*Set task*. Reply with one number: the count of lines in the data that hold the string "Profile".

*Records provided*.
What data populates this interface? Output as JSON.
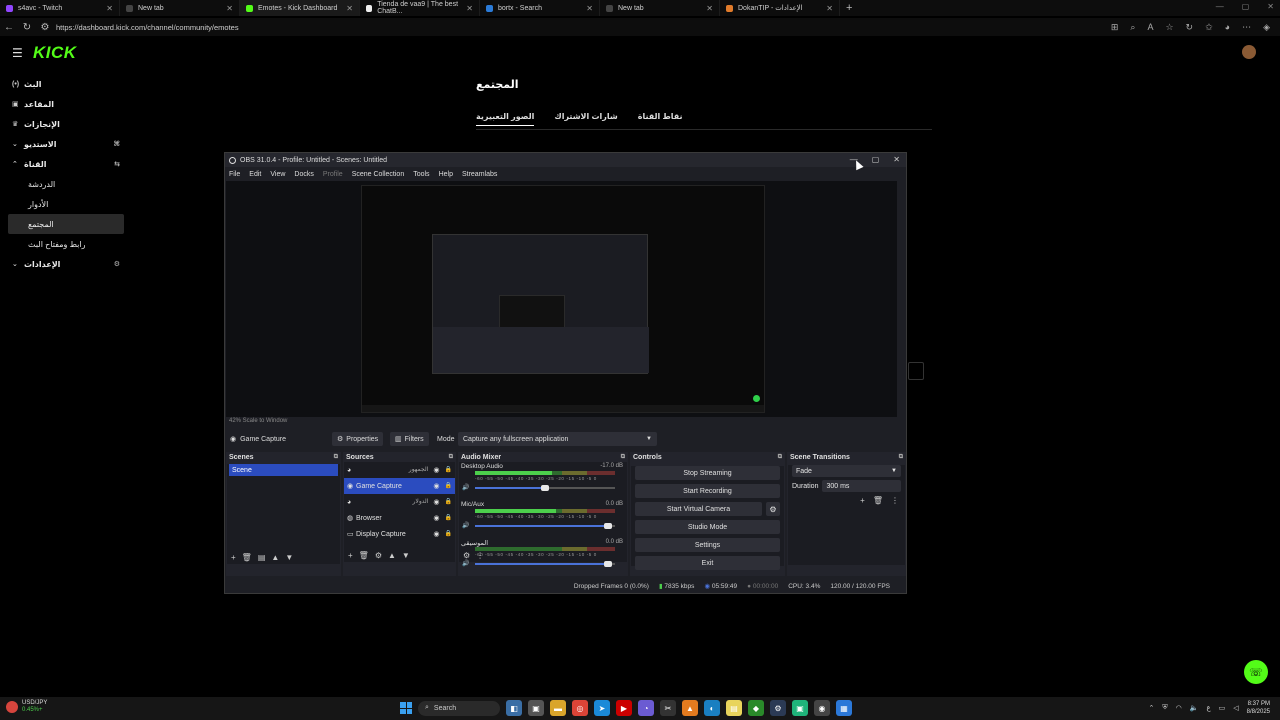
{
  "browser": {
    "tabs": [
      {
        "label": "s4avc - Twitch",
        "color": "#9146ff",
        "active": false
      },
      {
        "label": "New tab",
        "color": "#444",
        "active": false
      },
      {
        "label": "Emotes - Kick Dashboard",
        "color": "#53fc18",
        "active": true
      },
      {
        "label": "Tienda de vaa9 | The best ChatB...",
        "color": "#eeeeee",
        "active": false
      },
      {
        "label": "bortx - Search",
        "color": "#2b7bd8",
        "active": false
      },
      {
        "label": "New tab",
        "color": "#444",
        "active": false
      },
      {
        "label": "DokanTIP - الإعدادات",
        "color": "#e07b2b",
        "active": false
      }
    ],
    "url": "https://dashboard.kick.com/channel/community/emotes"
  },
  "kick": {
    "logo": "KICK",
    "sidebar": [
      {
        "label": "البث",
        "icon": "(•)",
        "sub": false,
        "active": false
      },
      {
        "label": "المقاعد",
        "icon": "▣",
        "sub": false,
        "active": false
      },
      {
        "label": "الإنجازات",
        "icon": "♛",
        "sub": false,
        "active": false
      },
      {
        "label": "الاستديو",
        "icon": "⌄",
        "sub": false,
        "active": false,
        "right": "⌘"
      },
      {
        "label": "القناة",
        "icon": "⌃",
        "sub": false,
        "active": false,
        "right": "⇆"
      },
      {
        "label": "الدردشة",
        "icon": "",
        "sub": true,
        "active": false
      },
      {
        "label": "الأدوار",
        "icon": "",
        "sub": true,
        "active": false
      },
      {
        "label": "المجتمع",
        "icon": "",
        "sub": true,
        "active": true
      },
      {
        "label": "رابط ومفتاح البث",
        "icon": "",
        "sub": true,
        "active": false
      },
      {
        "label": "الإعدادات",
        "icon": "⌄",
        "sub": false,
        "active": false,
        "right": "⚙"
      }
    ],
    "page_title": "المجتمع",
    "tabs": [
      "الصور التعبيرية",
      "شارات الاشتراك",
      "نقاط القناة"
    ]
  },
  "obs": {
    "title": "OBS 31.0.4 - Profile: Untitled - Scenes: Untitled",
    "menu": [
      "File",
      "Edit",
      "View",
      "Docks",
      "Profile",
      "Scene Collection",
      "Tools",
      "Help",
      "Streamlabs"
    ],
    "zoom_label": "42%   Scale to Window",
    "context": {
      "source": "Game Capture",
      "properties": "Properties",
      "filters": "Filters",
      "mode_label": "Mode",
      "mode_value": "Capture any fullscreen application"
    },
    "scenes": {
      "title": "Scenes",
      "items": [
        "Scene"
      ]
    },
    "sources": {
      "title": "Sources",
      "items": [
        {
          "label": "",
          "icon": "◕",
          "right": "الجمهور",
          "selected": false
        },
        {
          "label": "Game Capture",
          "icon": "◉",
          "right": "",
          "selected": true
        },
        {
          "label": "",
          "icon": "◕",
          "right": "الدولار",
          "selected": false
        },
        {
          "label": "Browser",
          "icon": "◍",
          "right": "",
          "selected": false
        },
        {
          "label": "Display Capture",
          "icon": "▭",
          "right": "",
          "selected": false
        }
      ]
    },
    "mixer": {
      "title": "Audio Mixer",
      "scale": "-60 -55 -50 -45 -40 -35 -30 -25 -20 -15 -10 -5 0",
      "channels": [
        {
          "name": "Desktop Audio",
          "db": "-17.0 dB",
          "level": 0.55,
          "volume": 0.5
        },
        {
          "name": "Mic/Aux",
          "db": "0.0 dB",
          "level": 0.58,
          "volume": 0.95
        },
        {
          "name": "الموسيقى",
          "db": "0.0 dB",
          "level": 0,
          "volume": 0.95
        }
      ]
    },
    "controls": {
      "title": "Controls",
      "stop_streaming": "Stop Streaming",
      "start_recording": "Start Recording",
      "start_virtual_camera": "Start Virtual Camera",
      "studio_mode": "Studio Mode",
      "settings": "Settings",
      "exit": "Exit"
    },
    "transitions": {
      "title": "Scene Transitions",
      "value": "Fade",
      "duration_label": "Duration",
      "duration_value": "300 ms"
    },
    "status": {
      "dropped": "Dropped Frames 0 (0.0%)",
      "kbps": "7835 kbps",
      "stream_time": "05:59:49",
      "rec_time": "00:00:00",
      "cpu": "CPU: 3.4%",
      "fps": "120.00 / 120.00 FPS"
    }
  },
  "taskbar": {
    "ticker_name": "USD/JPY",
    "ticker_value": "0.45%+",
    "search": "Search",
    "time": "8:37 PM",
    "date": "8/8/2025",
    "lang": "ع"
  }
}
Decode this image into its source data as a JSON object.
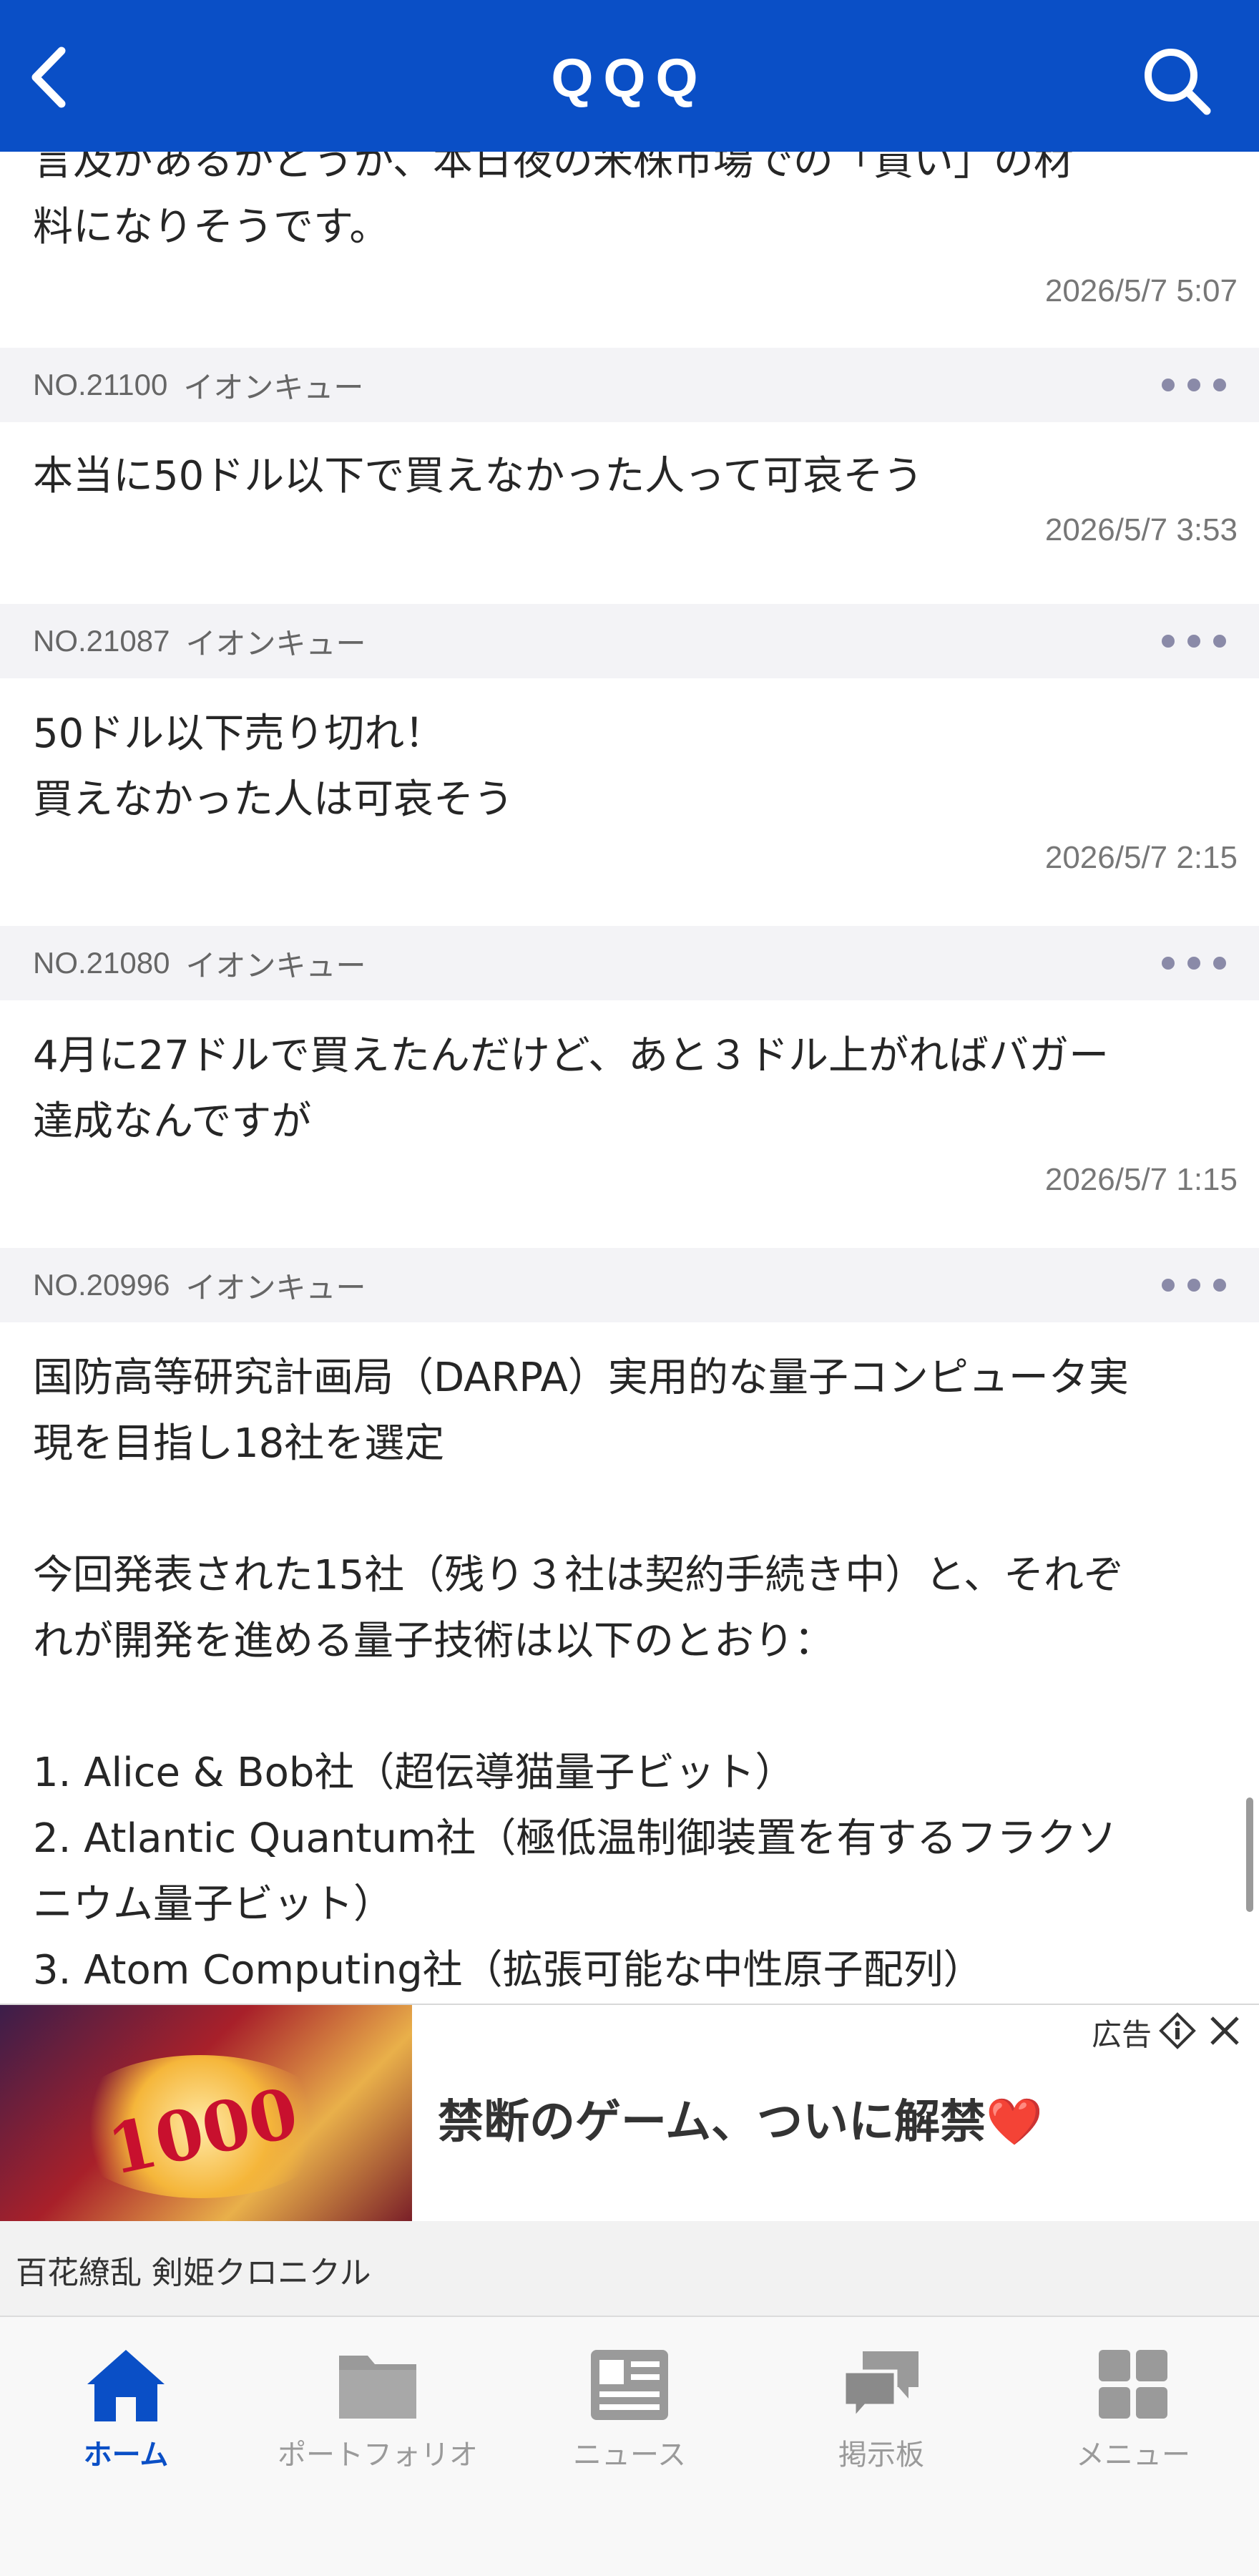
{
  "header": {
    "title": "QQQ"
  },
  "posts": [
    {
      "body": "言及があるかどうか、本日夜の米株市場での「買い」の材\n料になりそうです。",
      "timestamp": "2026/5/7 5:07"
    },
    {
      "number": "NO.21100",
      "user": "イオンキュー",
      "body": "本当に50ドル以下で買えなかった人って可哀そう",
      "timestamp": "2026/5/7 3:53"
    },
    {
      "number": "NO.21087",
      "user": "イオンキュー",
      "body": "50ドル以下売り切れ！\n買えなかった人は可哀そう",
      "timestamp": "2026/5/7 2:15"
    },
    {
      "number": "NO.21080",
      "user": "イオンキュー",
      "body": "4月に27ドルで買えたんだけど、あと３ドル上がればバガー\n達成なんですが",
      "timestamp": "2026/5/7 1:15"
    },
    {
      "number": "NO.20996",
      "user": "イオンキュー",
      "body": "国防高等研究計画局（DARPA）実用的な量子コンピュータ実\n現を目指し18社を選定\n\n今回発表された15社（残り３社は契約手続き中）と、それぞ\nれが開発を進める量子技術は以下のとおり：\n\n1. Alice & Bob社（超伝導猫量子ビット）\n2. Atlantic Quantum社（極低温制御装置を有するフラクソ\nニウム量子ビット）\n3. Atom Computing社（拡張可能な中性原子配列）"
    }
  ],
  "ad": {
    "label": "広告",
    "headline": "禁断のゲーム、ついに解禁",
    "heart": "❤️",
    "sponsor": "百花繚乱 剣姫クロニクル",
    "image_text": "1000"
  },
  "tabbar": {
    "tabs": [
      {
        "label": "ホーム",
        "icon": "home-icon",
        "active": true
      },
      {
        "label": "ポートフォリオ",
        "icon": "folder-icon",
        "active": false
      },
      {
        "label": "ニュース",
        "icon": "newspaper-icon",
        "active": false
      },
      {
        "label": "掲示板",
        "icon": "chat-bubbles-icon",
        "active": false
      },
      {
        "label": "メニュー",
        "icon": "grid-icon",
        "active": false
      }
    ]
  },
  "colors": {
    "brand": "#0a4fc6",
    "inactive": "#9a9a9a"
  }
}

*Problem solution*. 2